**WORKING DATA**
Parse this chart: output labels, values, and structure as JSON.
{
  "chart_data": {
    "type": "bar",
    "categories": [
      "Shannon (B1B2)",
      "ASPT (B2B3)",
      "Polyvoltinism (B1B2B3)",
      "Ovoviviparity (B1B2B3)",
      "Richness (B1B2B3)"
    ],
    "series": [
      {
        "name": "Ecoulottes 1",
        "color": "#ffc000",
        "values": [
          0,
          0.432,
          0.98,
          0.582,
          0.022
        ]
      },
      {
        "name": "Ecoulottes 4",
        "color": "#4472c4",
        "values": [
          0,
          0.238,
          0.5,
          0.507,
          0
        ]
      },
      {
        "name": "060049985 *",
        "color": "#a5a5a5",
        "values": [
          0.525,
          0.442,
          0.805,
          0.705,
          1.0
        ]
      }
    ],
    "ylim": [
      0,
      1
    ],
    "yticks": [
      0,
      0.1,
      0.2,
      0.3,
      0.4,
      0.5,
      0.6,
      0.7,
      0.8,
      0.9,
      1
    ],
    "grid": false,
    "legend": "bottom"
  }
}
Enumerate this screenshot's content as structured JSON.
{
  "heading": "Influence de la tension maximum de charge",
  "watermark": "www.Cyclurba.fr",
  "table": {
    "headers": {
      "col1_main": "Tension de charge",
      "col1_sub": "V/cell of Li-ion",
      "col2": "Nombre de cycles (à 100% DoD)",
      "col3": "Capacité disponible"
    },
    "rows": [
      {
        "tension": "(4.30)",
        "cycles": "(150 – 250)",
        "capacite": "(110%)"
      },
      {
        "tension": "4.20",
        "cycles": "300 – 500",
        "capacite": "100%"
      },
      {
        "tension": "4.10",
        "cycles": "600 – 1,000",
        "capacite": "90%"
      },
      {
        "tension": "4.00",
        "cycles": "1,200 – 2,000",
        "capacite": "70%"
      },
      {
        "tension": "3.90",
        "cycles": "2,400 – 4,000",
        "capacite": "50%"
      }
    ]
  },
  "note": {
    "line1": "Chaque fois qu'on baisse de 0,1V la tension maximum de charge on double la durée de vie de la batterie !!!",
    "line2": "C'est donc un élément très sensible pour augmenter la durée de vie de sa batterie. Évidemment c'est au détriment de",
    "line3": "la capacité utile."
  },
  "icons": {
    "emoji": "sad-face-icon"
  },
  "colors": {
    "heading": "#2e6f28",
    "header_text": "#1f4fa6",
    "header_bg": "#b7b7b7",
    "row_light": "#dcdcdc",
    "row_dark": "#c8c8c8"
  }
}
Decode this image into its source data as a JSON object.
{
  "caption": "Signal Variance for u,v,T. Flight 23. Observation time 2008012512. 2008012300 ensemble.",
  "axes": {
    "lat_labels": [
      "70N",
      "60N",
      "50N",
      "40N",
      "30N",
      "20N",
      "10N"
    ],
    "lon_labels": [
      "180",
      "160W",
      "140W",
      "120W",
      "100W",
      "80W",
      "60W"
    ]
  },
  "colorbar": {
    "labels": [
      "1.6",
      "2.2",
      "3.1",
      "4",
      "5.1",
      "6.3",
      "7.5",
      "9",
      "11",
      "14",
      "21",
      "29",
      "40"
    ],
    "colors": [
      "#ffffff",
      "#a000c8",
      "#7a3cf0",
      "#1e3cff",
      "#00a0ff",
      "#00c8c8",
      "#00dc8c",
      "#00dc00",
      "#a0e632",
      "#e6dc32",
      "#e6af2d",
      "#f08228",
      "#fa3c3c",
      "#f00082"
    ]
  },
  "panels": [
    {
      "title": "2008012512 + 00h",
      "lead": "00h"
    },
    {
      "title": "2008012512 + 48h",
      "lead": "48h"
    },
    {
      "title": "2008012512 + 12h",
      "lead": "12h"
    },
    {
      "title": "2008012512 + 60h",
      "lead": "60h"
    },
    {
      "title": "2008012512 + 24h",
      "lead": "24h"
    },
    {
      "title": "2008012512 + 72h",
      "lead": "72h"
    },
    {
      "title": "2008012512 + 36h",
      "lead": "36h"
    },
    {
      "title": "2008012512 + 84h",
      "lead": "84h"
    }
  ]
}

**DIRECTION**
Your task is to transcribe the material exactly.

**COMPLETE RESPONSE**
Parse this chart: output labels, values, and structure as JSON.
{
  "chart_data": {
    "type": "bar",
    "categories": [
      "Shannon (B1B2)",
      "ASPT (B2B3)",
      "Polyvoltinism (B1B2B3)",
      "Ovoviviparity (B1B2B3)",
      "Richness (B1B2B3)"
    ],
    "series": [
      {
        "name": "Ecoulottes 1",
        "color": "#ffc000",
        "values": [
          0,
          0.432,
          0.98,
          0.582,
          0.022
        ]
      },
      {
        "name": "Ecoulottes 4",
        "color": "#4472c4",
        "values": [
          0,
          0.238,
          0.5,
          0.507,
          0
        ]
      },
      {
        "name": "060049985 *",
        "color": "#a5a5a5",
        "values": [
          0.525,
          0.442,
          0.805,
          0.705,
          1.0
        ]
      }
    ],
    "ylim": [
      0,
      1
    ],
    "yticks": [
      0,
      0.1,
      0.2,
      0.3,
      0.4,
      0.5,
      0.6,
      0.7,
      0.8,
      0.9,
      1
    ],
    "grid": false,
    "legend": "bottom"
  }
}
Enumerate this screenshot's content as structured JSON.
{
  "heading": "Influence de la tension maximum de charge",
  "watermark": "www.Cyclurba.fr",
  "table": {
    "headers": {
      "col1_main": "Tension de charge",
      "col1_sub": "V/cell of Li-ion",
      "col2": "Nombre de cycles (à 100% DoD)",
      "col3": "Capacité disponible"
    },
    "rows": [
      {
        "tension": "(4.30)",
        "cycles": "(150 – 250)",
        "capacite": "(110%)"
      },
      {
        "tension": "4.20",
        "cycles": "300 – 500",
        "capacite": "100%"
      },
      {
        "tension": "4.10",
        "cycles": "600 – 1,000",
        "capacite": "90%"
      },
      {
        "tension": "4.00",
        "cycles": "1,200 – 2,000",
        "capacite": "70%"
      },
      {
        "tension": "3.90",
        "cycles": "2,400 – 4,000",
        "capacite": "50%"
      }
    ]
  },
  "note": {
    "line1": "Chaque fois qu'on baisse de 0,1V la tension maximum de charge on double la durée de vie de la batterie !!!",
    "line2": "C'est donc un élément très sensible pour augmenter la durée de vie de sa batterie. Évidemment c'est au détriment de",
    "line3": "la capacité utile."
  },
  "icons": {
    "emoji": "sad-face-icon"
  },
  "colors": {
    "heading": "#2e6f28",
    "header_text": "#1f4fa6",
    "header_bg": "#b7b7b7",
    "row_light": "#dcdcdc",
    "row_dark": "#c8c8c8"
  }
}
Decode this image into its source data as a JSON object.
{
  "caption": "Signal Variance for u,v,T. Flight 23. Observation time 2008012512. 2008012300 ensemble.",
  "axes": {
    "lat_labels": [
      "70N",
      "60N",
      "50N",
      "40N",
      "30N",
      "20N",
      "10N"
    ],
    "lon_labels": [
      "180",
      "160W",
      "140W",
      "120W",
      "100W",
      "80W",
      "60W"
    ]
  },
  "colorbar": {
    "labels": [
      "1.6",
      "2.2",
      "3.1",
      "4",
      "5.1",
      "6.3",
      "7.5",
      "9",
      "11",
      "14",
      "21",
      "29",
      "40"
    ],
    "colors": [
      "#ffffff",
      "#a000c8",
      "#7a3cf0",
      "#1e3cff",
      "#00a0ff",
      "#00c8c8",
      "#00dc8c",
      "#00dc00",
      "#a0e632",
      "#e6dc32",
      "#e6af2d",
      "#f08228",
      "#fa3c3c",
      "#f00082"
    ]
  },
  "panels": [
    {
      "title": "2008012512 + 00h",
      "lead": "00h"
    },
    {
      "title": "2008012512 + 48h",
      "lead": "48h"
    },
    {
      "title": "2008012512 + 12h",
      "lead": "12h"
    },
    {
      "title": "2008012512 + 60h",
      "lead": "60h"
    },
    {
      "title": "2008012512 + 24h",
      "lead": "24h"
    },
    {
      "title": "2008012512 + 72h",
      "lead": "72h"
    },
    {
      "title": "2008012512 + 36h",
      "lead": "36h"
    },
    {
      "title": "2008012512 + 84h",
      "lead": "84h"
    }
  ]
}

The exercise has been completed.